- TASK DIRECTIONS -
How many lines of the data hold the word "caso"? State the number and nothing else.

Dataset rows:
::::

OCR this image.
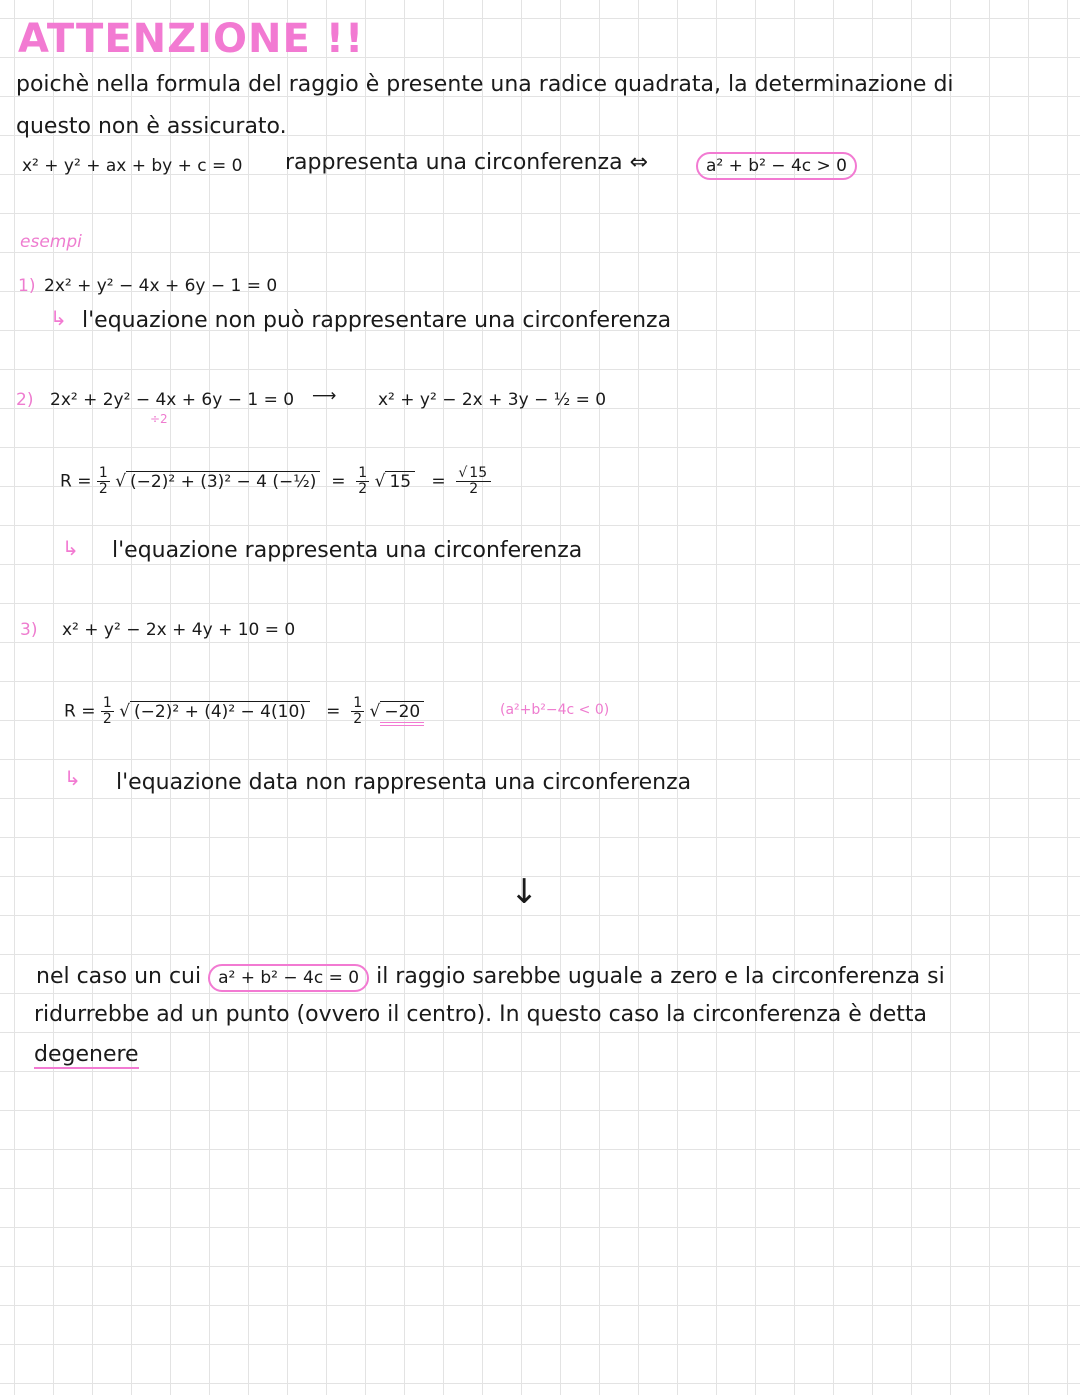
ATTENZIONE !!
poichè nella formula del raggio è presente una radice quadrata, la determinazione di
questo non è assicurato.
x² + y² + ax + by + c = 0 rappresenta una circonferenza ⇔	a² + b² − 4c > 0
esempi
1) 2x² + y² − 4x + 6y − 1 = 0
↳ l'equazione non può rappresentare una circonferenza
2) 2x² + 2y² − 4x + 6y − 1 = 0
÷2
⟶ x² + y² − 2x + 3y − ½ = 0
$R = \frac{1}{2}$ √ (−2)² + (3)² − 4 (−½) = $\frac{1}{2}$ √ $15 = \frac{√ 15}{2}$
↳ l'equazione rappresenta una circonferenza
3) x² + y² − 2x + 4y + 10 = 0
$R = \frac{1}{2}$ √ $(-2)^2 + (4)^2 - 4(10) = \frac{1}{2}$ √ −20	(a²+b²−4c < 0)
↳ l'equazione data non rappresenta una circonferenza
↓
nel caso un cui a² + b² − 4c = 0 il raggio sarebbe uguale a zero e la circonferenza si
ridurrebbe ad un punto (ovvero il centro). In questo caso la circonferenza è detta
degenere
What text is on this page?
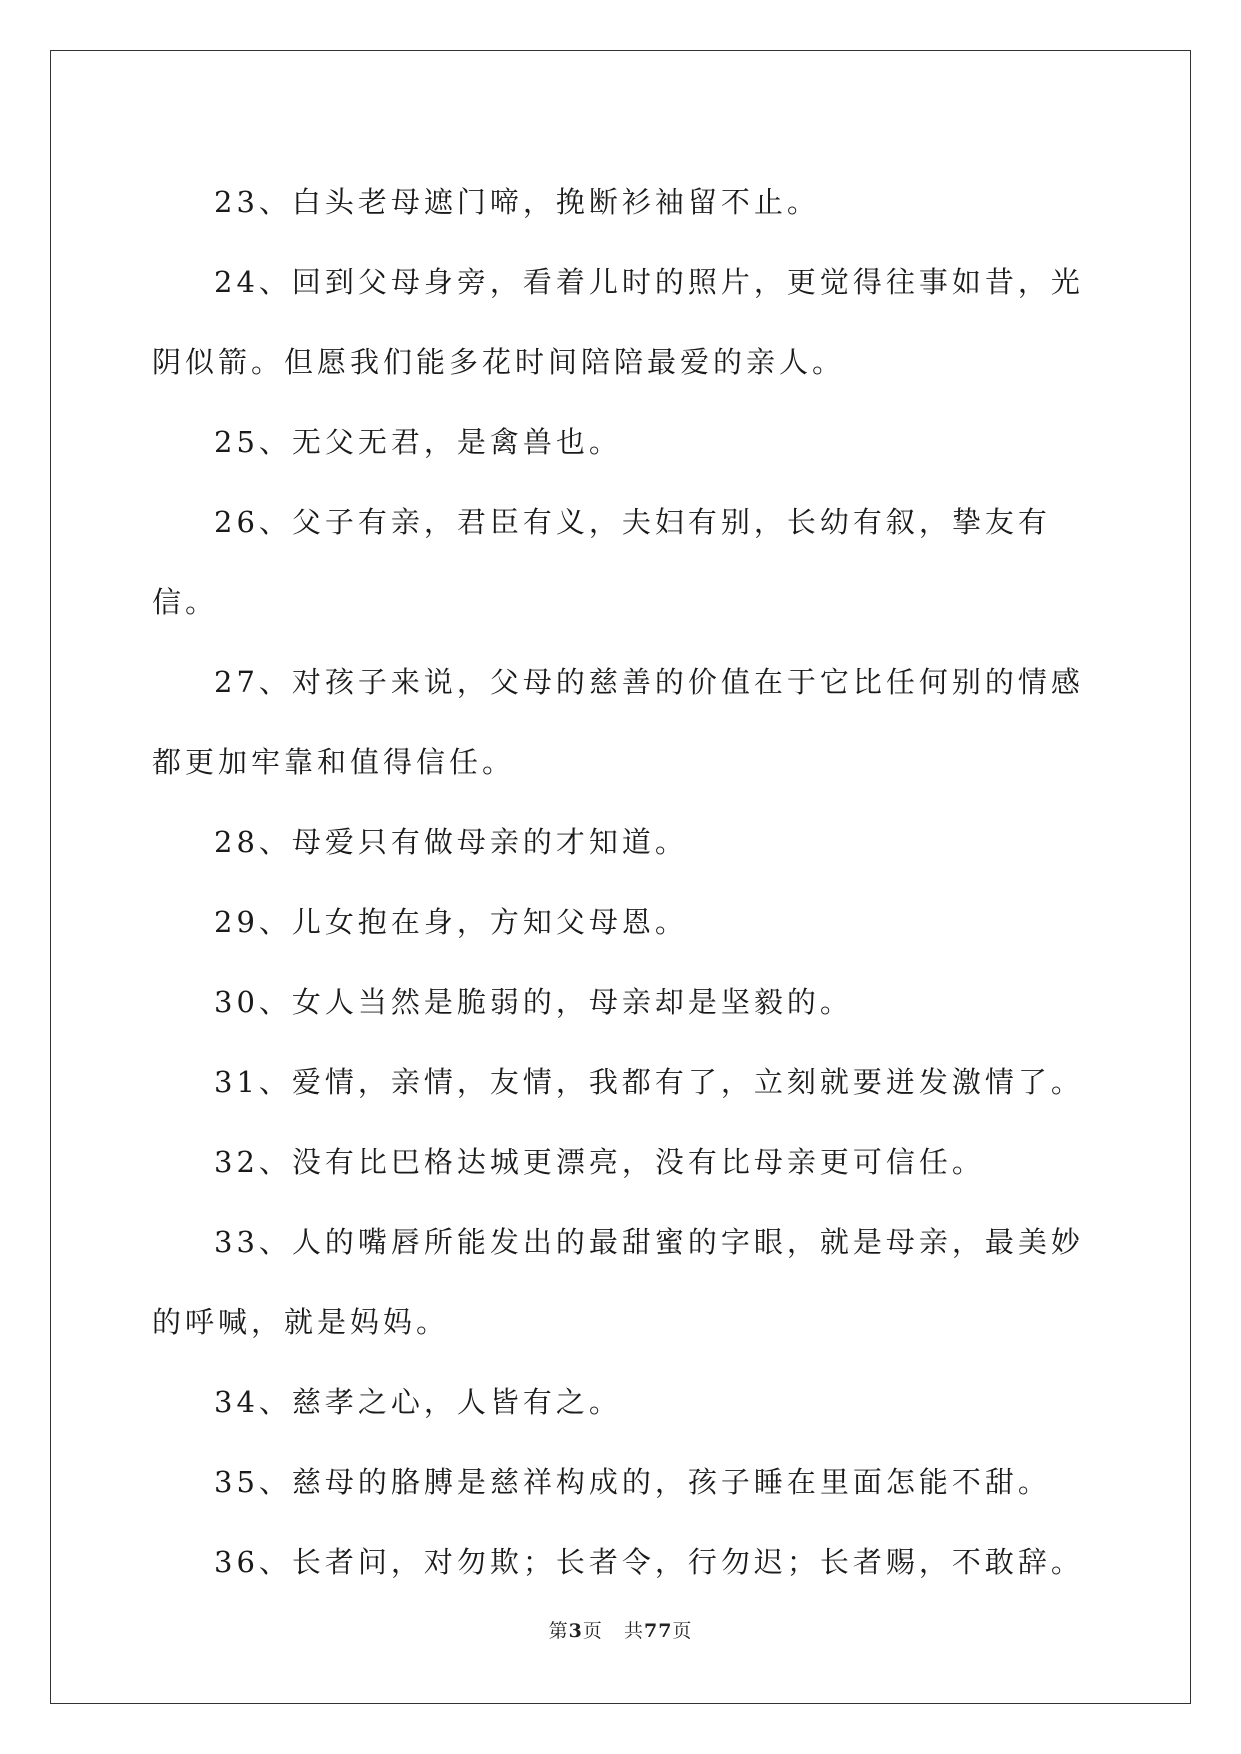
23、白头老母遮门啼，挽断衫袖留不止。

24、回到父母身旁，看着儿时的照片，更觉得往事如昔，光阴似箭。但愿我们能多花时间陪陪最爱的亲人。

25、无父无君，是禽兽也。

26、父子有亲，君臣有义，夫妇有别，长幼有叙，挚友有信。

27、对孩子来说，父母的慈善的价值在于它比任何别的情感都更加牢靠和值得信任。

28、母爱只有做母亲的才知道。

29、儿女抱在身，方知父母恩。

30、女人当然是脆弱的，母亲却是坚毅的。

31、爱情，亲情，友情，我都有了，立刻就要迸发激情了。

32、没有比巴格达城更漂亮，没有比母亲更可信任。

33、人的嘴唇所能发出的最甜蜜的字眼，就是母亲，最美妙的呼喊，就是妈妈。

34、慈孝之心，人皆有之。

35、慈母的胳膊是慈祥构成的，孩子睡在里面怎能不甜。

36、长者问，对勿欺；长者令，行勿迟；长者赐，不敢辞。

第3页 共77页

::::

- RESULT FOR THIS EXERCISE -
2